Write out the listing in full, matching it word for word.

DATA RECORDS
----------------

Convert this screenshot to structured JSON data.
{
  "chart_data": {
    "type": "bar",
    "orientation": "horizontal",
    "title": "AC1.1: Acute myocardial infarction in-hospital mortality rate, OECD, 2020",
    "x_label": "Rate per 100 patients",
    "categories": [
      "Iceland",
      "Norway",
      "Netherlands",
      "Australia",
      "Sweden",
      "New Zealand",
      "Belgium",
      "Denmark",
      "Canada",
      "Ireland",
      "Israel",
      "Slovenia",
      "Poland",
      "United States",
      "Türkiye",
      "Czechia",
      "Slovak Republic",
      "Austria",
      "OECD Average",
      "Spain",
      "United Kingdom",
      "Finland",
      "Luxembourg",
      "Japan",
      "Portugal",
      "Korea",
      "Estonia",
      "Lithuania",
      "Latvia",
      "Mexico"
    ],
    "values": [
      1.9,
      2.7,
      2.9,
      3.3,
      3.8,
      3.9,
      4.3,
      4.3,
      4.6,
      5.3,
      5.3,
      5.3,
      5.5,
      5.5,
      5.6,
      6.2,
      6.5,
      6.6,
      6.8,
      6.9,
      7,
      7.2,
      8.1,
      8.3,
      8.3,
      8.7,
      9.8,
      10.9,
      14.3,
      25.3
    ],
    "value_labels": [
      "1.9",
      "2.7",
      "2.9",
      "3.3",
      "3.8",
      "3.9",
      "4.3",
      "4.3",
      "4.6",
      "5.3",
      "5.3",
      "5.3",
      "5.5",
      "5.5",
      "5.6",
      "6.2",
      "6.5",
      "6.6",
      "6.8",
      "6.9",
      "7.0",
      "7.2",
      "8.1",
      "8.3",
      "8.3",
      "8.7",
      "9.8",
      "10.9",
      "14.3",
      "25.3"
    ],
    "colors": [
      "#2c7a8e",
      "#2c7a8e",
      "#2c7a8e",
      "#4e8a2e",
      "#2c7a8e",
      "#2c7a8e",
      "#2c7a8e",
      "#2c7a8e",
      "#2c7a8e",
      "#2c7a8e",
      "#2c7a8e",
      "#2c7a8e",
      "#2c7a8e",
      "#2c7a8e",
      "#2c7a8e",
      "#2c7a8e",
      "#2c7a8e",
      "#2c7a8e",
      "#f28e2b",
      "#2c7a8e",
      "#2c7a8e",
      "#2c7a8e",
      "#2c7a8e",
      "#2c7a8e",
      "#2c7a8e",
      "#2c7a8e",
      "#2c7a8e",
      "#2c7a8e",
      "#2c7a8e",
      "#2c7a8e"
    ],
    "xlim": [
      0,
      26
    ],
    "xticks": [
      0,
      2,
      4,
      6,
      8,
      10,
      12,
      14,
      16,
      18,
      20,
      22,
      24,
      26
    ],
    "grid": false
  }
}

----------------

ANSWER SPACE
Convert this screenshot to structured JSON data.
{
  "chart_data": {
    "type": "bar",
    "orientation": "horizontal",
    "title": "AC1.1: Acute myocardial infarction in-hospital mortality rate, OECD, 2020",
    "x_label": "Rate per 100 patients",
    "categories": [
      "Iceland",
      "Norway",
      "Netherlands",
      "Australia",
      "Sweden",
      "New Zealand",
      "Belgium",
      "Denmark",
      "Canada",
      "Ireland",
      "Israel",
      "Slovenia",
      "Poland",
      "United States",
      "Türkiye",
      "Czechia",
      "Slovak Republic",
      "Austria",
      "OECD Average",
      "Spain",
      "United Kingdom",
      "Finland",
      "Luxembourg",
      "Japan",
      "Portugal",
      "Korea",
      "Estonia",
      "Lithuania",
      "Latvia",
      "Mexico"
    ],
    "values": [
      1.9,
      2.7,
      2.9,
      3.3,
      3.8,
      3.9,
      4.3,
      4.3,
      4.6,
      5.3,
      5.3,
      5.3,
      5.5,
      5.5,
      5.6,
      6.2,
      6.5,
      6.6,
      6.8,
      6.9,
      7,
      7.2,
      8.1,
      8.3,
      8.3,
      8.7,
      9.8,
      10.9,
      14.3,
      25.3
    ],
    "value_labels": [
      "1.9",
      "2.7",
      "2.9",
      "3.3",
      "3.8",
      "3.9",
      "4.3",
      "4.3",
      "4.6",
      "5.3",
      "5.3",
      "5.3",
      "5.5",
      "5.5",
      "5.6",
      "6.2",
      "6.5",
      "6.6",
      "6.8",
      "6.9",
      "7.0",
      "7.2",
      "8.1",
      "8.3",
      "8.3",
      "8.7",
      "9.8",
      "10.9",
      "14.3",
      "25.3"
    ],
    "colors": [
      "#2c7a8e",
      "#2c7a8e",
      "#2c7a8e",
      "#4e8a2e",
      "#2c7a8e",
      "#2c7a8e",
      "#2c7a8e",
      "#2c7a8e",
      "#2c7a8e",
      "#2c7a8e",
      "#2c7a8e",
      "#2c7a8e",
      "#2c7a8e",
      "#2c7a8e",
      "#2c7a8e",
      "#2c7a8e",
      "#2c7a8e",
      "#2c7a8e",
      "#f28e2b",
      "#2c7a8e",
      "#2c7a8e",
      "#2c7a8e",
      "#2c7a8e",
      "#2c7a8e",
      "#2c7a8e",
      "#2c7a8e",
      "#2c7a8e",
      "#2c7a8e",
      "#2c7a8e",
      "#2c7a8e"
    ],
    "xlim": [
      0,
      26
    ],
    "xticks": [
      0,
      2,
      4,
      6,
      8,
      10,
      12,
      14,
      16,
      18,
      20,
      22,
      24,
      26
    ],
    "grid": false
  }
}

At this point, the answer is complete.